* _STATED PROBLEM_:
The records below hold pictures; please leave those out and retype the rest exactly.

* _SUPPLIED MATERIAL_:

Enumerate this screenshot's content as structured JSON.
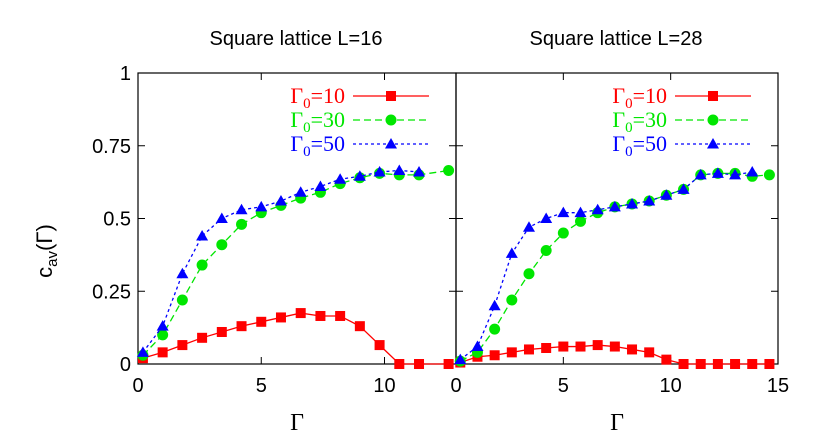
{
  "ylabel": "c",
  "ylabel_sub": "av",
  "ylabel_arg": "(Γ)",
  "colors": {
    "g10": "#ff0000",
    "g30": "#00e600",
    "g50": "#0000ff",
    "axis": "#000000"
  },
  "chart_data": [
    {
      "type": "line",
      "title": "Square lattice L=16",
      "xlabel": "Γ",
      "xlim": [
        0,
        12.9
      ],
      "ylim": [
        0,
        1
      ],
      "xticks": [
        0,
        5,
        10
      ],
      "yticks": [
        0,
        0.25,
        0.5,
        0.75,
        1
      ],
      "ytick_labels": [
        "0",
        "0.25",
        "0.5",
        "0.75",
        "1"
      ],
      "grid": false,
      "legend": "top-right",
      "x": [
        0.2,
        1.0,
        1.8,
        2.6,
        3.4,
        4.2,
        5.0,
        5.8,
        6.6,
        7.4,
        8.2,
        9.0,
        9.8,
        10.6,
        11.4,
        12.6
      ],
      "series": [
        {
          "name": "Γ0=10",
          "label_main": "Γ",
          "label_sub": "0",
          "label_rest": "=10",
          "color": "#ff0000",
          "marker": "square",
          "dash": "solid",
          "values": [
            0.02,
            0.04,
            0.065,
            0.09,
            0.11,
            0.13,
            0.145,
            0.16,
            0.175,
            0.165,
            0.165,
            0.13,
            0.065,
            0.0,
            0.0,
            0.0
          ]
        },
        {
          "name": "Γ0=30",
          "label_main": "Γ",
          "label_sub": "0",
          "label_rest": "=30",
          "color": "#00e600",
          "marker": "circle",
          "dash": "dashed",
          "values": [
            0.03,
            0.1,
            0.22,
            0.34,
            0.41,
            0.48,
            0.52,
            0.545,
            0.57,
            0.59,
            0.62,
            0.64,
            0.655,
            0.65,
            0.65,
            0.665
          ]
        },
        {
          "name": "Γ0=50",
          "label_main": "Γ",
          "label_sub": "0",
          "label_rest": "=50",
          "color": "#0000ff",
          "marker": "triangle",
          "dash": "dotted",
          "values": [
            0.04,
            0.13,
            0.31,
            0.44,
            0.5,
            0.53,
            0.54,
            0.56,
            0.59,
            0.61,
            0.635,
            0.645,
            0.66,
            0.665,
            0.66,
            null
          ]
        }
      ]
    },
    {
      "type": "line",
      "title": "Square lattice L=28",
      "xlabel": "Γ",
      "xlim": [
        0,
        15
      ],
      "ylim": [
        0,
        1
      ],
      "xticks": [
        0,
        5,
        10,
        15
      ],
      "yticks": [
        0,
        0.25,
        0.5,
        0.75,
        1
      ],
      "grid": false,
      "legend": "top-right",
      "x": [
        0.2,
        1.0,
        1.8,
        2.6,
        3.4,
        4.2,
        5.0,
        5.8,
        6.6,
        7.4,
        8.2,
        9.0,
        9.8,
        10.6,
        11.4,
        12.2,
        13.0,
        13.8,
        14.6
      ],
      "series": [
        {
          "name": "Γ0=10",
          "label_main": "Γ",
          "label_sub": "0",
          "label_rest": "=10",
          "color": "#ff0000",
          "marker": "square",
          "dash": "solid",
          "values": [
            0.005,
            0.025,
            0.03,
            0.04,
            0.05,
            0.055,
            0.06,
            0.06,
            0.065,
            0.06,
            0.05,
            0.04,
            0.015,
            0.0,
            0.0,
            0.0,
            0.0,
            0.0,
            0.0
          ]
        },
        {
          "name": "Γ0=30",
          "label_main": "Γ",
          "label_sub": "0",
          "label_rest": "=30",
          "color": "#00e600",
          "marker": "circle",
          "dash": "dashed",
          "values": [
            0.01,
            0.04,
            0.12,
            0.22,
            0.31,
            0.39,
            0.45,
            0.49,
            0.52,
            0.54,
            0.55,
            0.56,
            0.58,
            0.6,
            0.65,
            0.655,
            0.655,
            0.645,
            0.65
          ]
        },
        {
          "name": "Γ0=50",
          "label_main": "Γ",
          "label_sub": "0",
          "label_rest": "=50",
          "color": "#0000ff",
          "marker": "triangle",
          "dash": "dotted",
          "values": [
            0.015,
            0.06,
            0.2,
            0.38,
            0.47,
            0.5,
            0.52,
            0.52,
            0.53,
            0.54,
            0.55,
            0.56,
            0.58,
            0.6,
            0.65,
            0.655,
            0.65,
            0.66,
            null
          ]
        }
      ]
    }
  ]
}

* _OUTPUT_:
Enumerate this screenshot's content as structured JSON.
{
  "ylabel": "c",
  "ylabel_sub": "av",
  "ylabel_arg": "(Γ)",
  "colors": {
    "g10": "#ff0000",
    "g30": "#00e600",
    "g50": "#0000ff",
    "axis": "#000000"
  },
  "chart_data": [
    {
      "type": "line",
      "title": "Square lattice L=16",
      "xlabel": "Γ",
      "xlim": [
        0,
        12.9
      ],
      "ylim": [
        0,
        1
      ],
      "xticks": [
        0,
        5,
        10
      ],
      "yticks": [
        0,
        0.25,
        0.5,
        0.75,
        1
      ],
      "ytick_labels": [
        "0",
        "0.25",
        "0.5",
        "0.75",
        "1"
      ],
      "grid": false,
      "legend": "top-right",
      "x": [
        0.2,
        1.0,
        1.8,
        2.6,
        3.4,
        4.2,
        5.0,
        5.8,
        6.6,
        7.4,
        8.2,
        9.0,
        9.8,
        10.6,
        11.4,
        12.6
      ],
      "series": [
        {
          "name": "Γ0=10",
          "label_main": "Γ",
          "label_sub": "0",
          "label_rest": "=10",
          "color": "#ff0000",
          "marker": "square",
          "dash": "solid",
          "values": [
            0.02,
            0.04,
            0.065,
            0.09,
            0.11,
            0.13,
            0.145,
            0.16,
            0.175,
            0.165,
            0.165,
            0.13,
            0.065,
            0.0,
            0.0,
            0.0
          ]
        },
        {
          "name": "Γ0=30",
          "label_main": "Γ",
          "label_sub": "0",
          "label_rest": "=30",
          "color": "#00e600",
          "marker": "circle",
          "dash": "dashed",
          "values": [
            0.03,
            0.1,
            0.22,
            0.34,
            0.41,
            0.48,
            0.52,
            0.545,
            0.57,
            0.59,
            0.62,
            0.64,
            0.655,
            0.65,
            0.65,
            0.665
          ]
        },
        {
          "name": "Γ0=50",
          "label_main": "Γ",
          "label_sub": "0",
          "label_rest": "=50",
          "color": "#0000ff",
          "marker": "triangle",
          "dash": "dotted",
          "values": [
            0.04,
            0.13,
            0.31,
            0.44,
            0.5,
            0.53,
            0.54,
            0.56,
            0.59,
            0.61,
            0.635,
            0.645,
            0.66,
            0.665,
            0.66,
            null
          ]
        }
      ]
    },
    {
      "type": "line",
      "title": "Square lattice L=28",
      "xlabel": "Γ",
      "xlim": [
        0,
        15
      ],
      "ylim": [
        0,
        1
      ],
      "xticks": [
        0,
        5,
        10,
        15
      ],
      "yticks": [
        0,
        0.25,
        0.5,
        0.75,
        1
      ],
      "grid": false,
      "legend": "top-right",
      "x": [
        0.2,
        1.0,
        1.8,
        2.6,
        3.4,
        4.2,
        5.0,
        5.8,
        6.6,
        7.4,
        8.2,
        9.0,
        9.8,
        10.6,
        11.4,
        12.2,
        13.0,
        13.8,
        14.6
      ],
      "series": [
        {
          "name": "Γ0=10",
          "label_main": "Γ",
          "label_sub": "0",
          "label_rest": "=10",
          "color": "#ff0000",
          "marker": "square",
          "dash": "solid",
          "values": [
            0.005,
            0.025,
            0.03,
            0.04,
            0.05,
            0.055,
            0.06,
            0.06,
            0.065,
            0.06,
            0.05,
            0.04,
            0.015,
            0.0,
            0.0,
            0.0,
            0.0,
            0.0,
            0.0
          ]
        },
        {
          "name": "Γ0=30",
          "label_main": "Γ",
          "label_sub": "0",
          "label_rest": "=30",
          "color": "#00e600",
          "marker": "circle",
          "dash": "dashed",
          "values": [
            0.01,
            0.04,
            0.12,
            0.22,
            0.31,
            0.39,
            0.45,
            0.49,
            0.52,
            0.54,
            0.55,
            0.56,
            0.58,
            0.6,
            0.65,
            0.655,
            0.655,
            0.645,
            0.65
          ]
        },
        {
          "name": "Γ0=50",
          "label_main": "Γ",
          "label_sub": "0",
          "label_rest": "=50",
          "color": "#0000ff",
          "marker": "triangle",
          "dash": "dotted",
          "values": [
            0.015,
            0.06,
            0.2,
            0.38,
            0.47,
            0.5,
            0.52,
            0.52,
            0.53,
            0.54,
            0.55,
            0.56,
            0.58,
            0.6,
            0.65,
            0.655,
            0.65,
            0.66,
            null
          ]
        }
      ]
    }
  ]
}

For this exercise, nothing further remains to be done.